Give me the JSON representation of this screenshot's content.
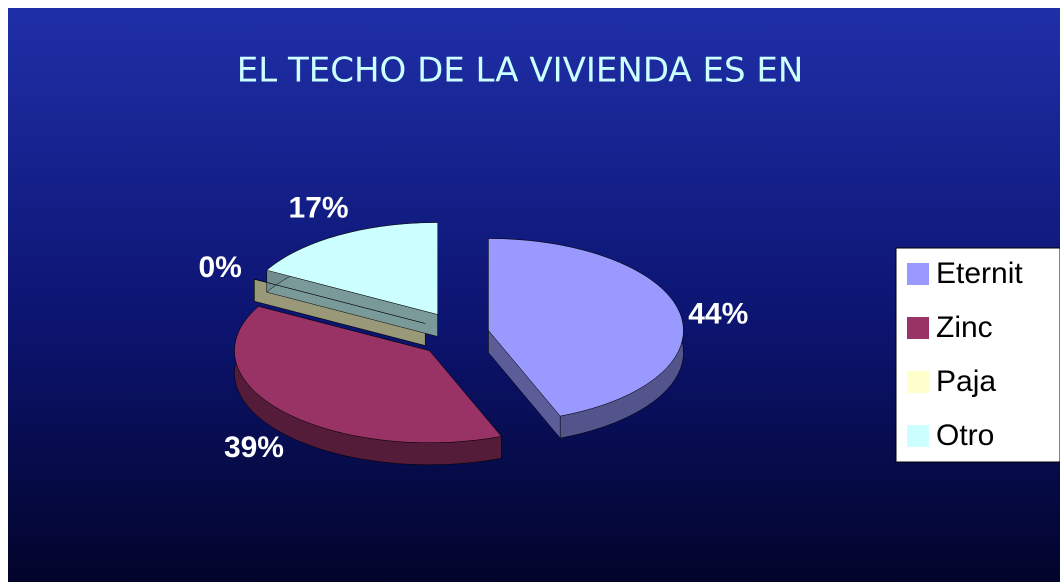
{
  "chart_data": {
    "type": "pie",
    "title": "EL TECHO DE LA VIVIENDA ES EN",
    "categories": [
      "Eternit",
      "Zinc",
      "Paja",
      "Otro"
    ],
    "values": [
      44,
      39,
      0,
      17
    ],
    "value_labels": [
      "44%",
      "39%",
      "0%",
      "17%"
    ],
    "colors": [
      "#9999ff",
      "#993366",
      "#ffffcc",
      "#ccffff"
    ],
    "legend": "right"
  }
}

··········

Your copy of the data above should match it exactly, except that pictures are left out.

- **ANSWER TO THE EXERCISE**:
Give me the JSON representation of this screenshot's content.
{
  "chart_data": {
    "type": "pie",
    "title": "EL TECHO DE LA VIVIENDA ES EN",
    "categories": [
      "Eternit",
      "Zinc",
      "Paja",
      "Otro"
    ],
    "values": [
      44,
      39,
      0,
      17
    ],
    "value_labels": [
      "44%",
      "39%",
      "0%",
      "17%"
    ],
    "colors": [
      "#9999ff",
      "#993366",
      "#ffffcc",
      "#ccffff"
    ],
    "legend": "right"
  }
}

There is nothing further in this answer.